Show every line in the records below that contains the word "data".

-- Source material start --

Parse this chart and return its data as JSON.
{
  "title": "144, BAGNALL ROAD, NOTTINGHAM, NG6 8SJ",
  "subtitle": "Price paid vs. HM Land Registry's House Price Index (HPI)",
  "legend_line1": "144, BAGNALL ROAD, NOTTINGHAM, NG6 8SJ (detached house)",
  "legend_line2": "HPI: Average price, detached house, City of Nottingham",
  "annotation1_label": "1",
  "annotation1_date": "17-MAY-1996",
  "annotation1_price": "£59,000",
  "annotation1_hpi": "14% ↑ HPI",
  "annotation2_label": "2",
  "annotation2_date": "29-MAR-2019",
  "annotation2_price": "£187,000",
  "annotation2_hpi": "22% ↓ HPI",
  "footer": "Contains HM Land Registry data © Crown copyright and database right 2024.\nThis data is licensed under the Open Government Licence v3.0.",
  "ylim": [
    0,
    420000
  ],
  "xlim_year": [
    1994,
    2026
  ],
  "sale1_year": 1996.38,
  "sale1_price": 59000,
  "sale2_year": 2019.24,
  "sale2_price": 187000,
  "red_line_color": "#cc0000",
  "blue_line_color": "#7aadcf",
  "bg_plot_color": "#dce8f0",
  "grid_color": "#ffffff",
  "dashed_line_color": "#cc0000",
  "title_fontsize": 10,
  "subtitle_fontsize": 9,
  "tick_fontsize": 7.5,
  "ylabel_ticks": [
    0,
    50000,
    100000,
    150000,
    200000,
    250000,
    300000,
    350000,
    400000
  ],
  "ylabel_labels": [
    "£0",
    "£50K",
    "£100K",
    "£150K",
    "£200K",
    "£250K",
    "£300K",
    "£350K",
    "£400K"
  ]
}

-- Source material end --

The response —
Parse this chart and return its data as JSON.
  "footer": "Contains HM Land Registry data © Crown copyright and database right 2024.\nThis data is licensed under the Open Government Licence v3.0.",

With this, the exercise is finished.